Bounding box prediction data
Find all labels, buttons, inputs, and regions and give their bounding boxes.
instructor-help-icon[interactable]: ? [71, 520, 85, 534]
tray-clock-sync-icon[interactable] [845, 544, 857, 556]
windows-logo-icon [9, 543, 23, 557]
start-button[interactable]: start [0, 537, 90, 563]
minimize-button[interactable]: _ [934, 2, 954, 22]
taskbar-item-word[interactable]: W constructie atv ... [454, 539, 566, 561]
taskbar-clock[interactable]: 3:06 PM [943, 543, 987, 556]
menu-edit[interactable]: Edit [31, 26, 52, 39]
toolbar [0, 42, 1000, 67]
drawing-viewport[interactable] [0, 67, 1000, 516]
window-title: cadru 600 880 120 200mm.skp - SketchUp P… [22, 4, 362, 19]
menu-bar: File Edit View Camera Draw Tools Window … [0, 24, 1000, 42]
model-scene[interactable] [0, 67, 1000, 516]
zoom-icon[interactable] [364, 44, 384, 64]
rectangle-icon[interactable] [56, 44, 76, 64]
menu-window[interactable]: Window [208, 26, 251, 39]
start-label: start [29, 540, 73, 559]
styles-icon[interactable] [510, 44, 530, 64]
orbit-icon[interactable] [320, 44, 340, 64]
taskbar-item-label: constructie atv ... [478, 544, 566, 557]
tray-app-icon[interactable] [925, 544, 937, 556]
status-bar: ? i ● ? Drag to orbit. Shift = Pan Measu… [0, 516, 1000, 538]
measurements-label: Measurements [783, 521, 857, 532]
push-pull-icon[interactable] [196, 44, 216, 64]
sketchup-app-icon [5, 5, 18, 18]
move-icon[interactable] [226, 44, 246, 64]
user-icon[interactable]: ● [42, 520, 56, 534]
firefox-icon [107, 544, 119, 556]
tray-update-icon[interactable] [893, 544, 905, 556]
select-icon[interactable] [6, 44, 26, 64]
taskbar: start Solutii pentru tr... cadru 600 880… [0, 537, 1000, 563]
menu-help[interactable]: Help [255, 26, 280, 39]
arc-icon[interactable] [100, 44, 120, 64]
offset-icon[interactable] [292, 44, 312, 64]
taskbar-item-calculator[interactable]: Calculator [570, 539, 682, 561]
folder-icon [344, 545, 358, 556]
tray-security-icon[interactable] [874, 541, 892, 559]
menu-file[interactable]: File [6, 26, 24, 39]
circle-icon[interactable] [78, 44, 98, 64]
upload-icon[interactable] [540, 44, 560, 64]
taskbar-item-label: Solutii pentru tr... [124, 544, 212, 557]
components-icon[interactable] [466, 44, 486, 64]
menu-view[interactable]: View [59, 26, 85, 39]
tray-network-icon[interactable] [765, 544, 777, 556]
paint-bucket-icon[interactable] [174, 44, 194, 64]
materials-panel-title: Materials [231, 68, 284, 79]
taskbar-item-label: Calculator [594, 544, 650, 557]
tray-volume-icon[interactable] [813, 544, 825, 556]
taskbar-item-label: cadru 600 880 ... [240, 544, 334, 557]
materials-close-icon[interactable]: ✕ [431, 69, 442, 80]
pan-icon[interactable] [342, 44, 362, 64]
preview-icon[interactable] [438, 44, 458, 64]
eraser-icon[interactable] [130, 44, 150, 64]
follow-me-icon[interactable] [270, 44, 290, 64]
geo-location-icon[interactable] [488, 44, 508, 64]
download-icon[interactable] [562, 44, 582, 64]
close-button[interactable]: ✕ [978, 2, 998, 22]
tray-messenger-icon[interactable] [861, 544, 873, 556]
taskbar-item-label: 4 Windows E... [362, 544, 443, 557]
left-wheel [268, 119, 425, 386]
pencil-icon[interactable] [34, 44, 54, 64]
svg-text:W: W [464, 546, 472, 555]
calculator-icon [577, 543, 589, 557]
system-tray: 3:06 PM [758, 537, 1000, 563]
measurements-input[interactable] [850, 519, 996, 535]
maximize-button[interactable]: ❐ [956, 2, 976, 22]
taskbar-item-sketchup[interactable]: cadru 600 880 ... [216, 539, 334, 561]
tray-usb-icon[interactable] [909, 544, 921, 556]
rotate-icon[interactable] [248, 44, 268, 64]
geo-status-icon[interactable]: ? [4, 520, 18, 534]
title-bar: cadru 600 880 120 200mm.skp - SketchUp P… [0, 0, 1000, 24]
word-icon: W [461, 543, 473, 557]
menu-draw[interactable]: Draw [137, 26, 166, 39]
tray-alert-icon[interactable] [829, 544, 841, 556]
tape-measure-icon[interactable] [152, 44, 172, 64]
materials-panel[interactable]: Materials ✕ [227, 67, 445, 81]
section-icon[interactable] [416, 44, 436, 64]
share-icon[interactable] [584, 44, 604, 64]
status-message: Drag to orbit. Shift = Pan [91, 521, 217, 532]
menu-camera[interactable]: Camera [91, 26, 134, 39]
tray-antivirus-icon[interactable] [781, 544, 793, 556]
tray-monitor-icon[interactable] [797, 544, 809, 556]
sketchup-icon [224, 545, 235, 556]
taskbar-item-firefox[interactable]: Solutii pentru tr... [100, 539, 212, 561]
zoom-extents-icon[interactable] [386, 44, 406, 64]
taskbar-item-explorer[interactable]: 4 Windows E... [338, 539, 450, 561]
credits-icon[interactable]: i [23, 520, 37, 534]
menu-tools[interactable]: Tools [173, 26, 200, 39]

### WHAT YOU ARE ASKED TO DO
Every record must be repeated precisely and in full.

### THE ANSWER
Find all labels, buttons, inputs, and regions and give their bounding boxes.
instructor-help-icon[interactable]: ? [71, 520, 85, 534]
tray-clock-sync-icon[interactable] [845, 544, 857, 556]
windows-logo-icon [9, 543, 23, 557]
start-button[interactable]: start [0, 537, 90, 563]
minimize-button[interactable]: _ [934, 2, 954, 22]
taskbar-item-word[interactable]: W constructie atv ... [454, 539, 566, 561]
taskbar-clock[interactable]: 3:06 PM [943, 543, 987, 556]
menu-edit[interactable]: Edit [31, 26, 52, 39]
toolbar [0, 42, 1000, 67]
drawing-viewport[interactable] [0, 67, 1000, 516]
window-title: cadru 600 880 120 200mm.skp - SketchUp P… [22, 4, 362, 19]
menu-bar: File Edit View Camera Draw Tools Window … [0, 24, 1000, 42]
model-scene[interactable] [0, 67, 1000, 516]
zoom-icon[interactable] [364, 44, 384, 64]
rectangle-icon[interactable] [56, 44, 76, 64]
menu-window[interactable]: Window [208, 26, 251, 39]
start-label: start [29, 540, 73, 559]
styles-icon[interactable] [510, 44, 530, 64]
orbit-icon[interactable] [320, 44, 340, 64]
taskbar-item-label: constructie atv ... [478, 544, 566, 557]
tray-app-icon[interactable] [925, 544, 937, 556]
status-bar: ? i ● ? Drag to orbit. Shift = Pan Measu… [0, 516, 1000, 538]
measurements-label: Measurements [783, 521, 857, 532]
push-pull-icon[interactable] [196, 44, 216, 64]
sketchup-app-icon [5, 5, 18, 18]
move-icon[interactable] [226, 44, 246, 64]
user-icon[interactable]: ● [42, 520, 56, 534]
firefox-icon [107, 544, 119, 556]
tray-update-icon[interactable] [893, 544, 905, 556]
select-icon[interactable] [6, 44, 26, 64]
taskbar: start Solutii pentru tr... cadru 600 880… [0, 537, 1000, 563]
menu-help[interactable]: Help [255, 26, 280, 39]
arc-icon[interactable] [100, 44, 120, 64]
offset-icon[interactable] [292, 44, 312, 64]
taskbar-item-calculator[interactable]: Calculator [570, 539, 682, 561]
folder-icon [344, 545, 358, 556]
tray-security-icon[interactable] [874, 541, 892, 559]
menu-file[interactable]: File [6, 26, 24, 39]
circle-icon[interactable] [78, 44, 98, 64]
upload-icon[interactable] [540, 44, 560, 64]
taskbar-item-label: Solutii pentru tr... [124, 544, 212, 557]
components-icon[interactable] [466, 44, 486, 64]
menu-view[interactable]: View [59, 26, 85, 39]
tray-network-icon[interactable] [765, 544, 777, 556]
paint-bucket-icon[interactable] [174, 44, 194, 64]
materials-panel-title: Materials [231, 68, 284, 79]
taskbar-item-label: Calculator [594, 544, 650, 557]
tray-volume-icon[interactable] [813, 544, 825, 556]
taskbar-item-label: cadru 600 880 ... [240, 544, 334, 557]
materials-close-icon[interactable]: ✕ [431, 69, 442, 80]
pan-icon[interactable] [342, 44, 362, 64]
preview-icon[interactable] [438, 44, 458, 64]
eraser-icon[interactable] [130, 44, 150, 64]
follow-me-icon[interactable] [270, 44, 290, 64]
geo-location-icon[interactable] [488, 44, 508, 64]
download-icon[interactable] [562, 44, 582, 64]
close-button[interactable]: ✕ [978, 2, 998, 22]
tray-messenger-icon[interactable] [861, 544, 873, 556]
taskbar-item-label: 4 Windows E... [362, 544, 443, 557]
left-wheel [268, 119, 425, 386]
pencil-icon[interactable] [34, 44, 54, 64]
svg-text:W: W [464, 546, 472, 555]
calculator-icon [577, 543, 589, 557]
system-tray: 3:06 PM [758, 537, 1000, 563]
measurements-input[interactable] [850, 519, 996, 535]
maximize-button[interactable]: ❐ [956, 2, 976, 22]
taskbar-item-sketchup[interactable]: cadru 600 880 ... [216, 539, 334, 561]
tray-usb-icon[interactable] [909, 544, 921, 556]
rotate-icon[interactable] [248, 44, 268, 64]
geo-status-icon[interactable]: ? [4, 520, 18, 534]
title-bar: cadru 600 880 120 200mm.skp - SketchUp P… [0, 0, 1000, 24]
word-icon: W [461, 543, 473, 557]
menu-draw[interactable]: Draw [137, 26, 166, 39]
tray-alert-icon[interactable] [829, 544, 841, 556]
tape-measure-icon[interactable] [152, 44, 172, 64]
materials-panel[interactable]: Materials ✕ [227, 67, 445, 81]
section-icon[interactable] [416, 44, 436, 64]
share-icon[interactable] [584, 44, 604, 64]
status-message: Drag to orbit. Shift = Pan [91, 521, 217, 532]
menu-camera[interactable]: Camera [91, 26, 134, 39]
tray-antivirus-icon[interactable] [781, 544, 793, 556]
tray-monitor-icon[interactable] [797, 544, 809, 556]
sketchup-icon [224, 545, 235, 556]
taskbar-item-firefox[interactable]: Solutii pentru tr... [100, 539, 212, 561]
zoom-extents-icon[interactable] [386, 44, 406, 64]
taskbar-item-explorer[interactable]: 4 Windows E... [338, 539, 450, 561]
credits-icon[interactable]: i [23, 520, 37, 534]
menu-tools[interactable]: Tools [173, 26, 200, 39]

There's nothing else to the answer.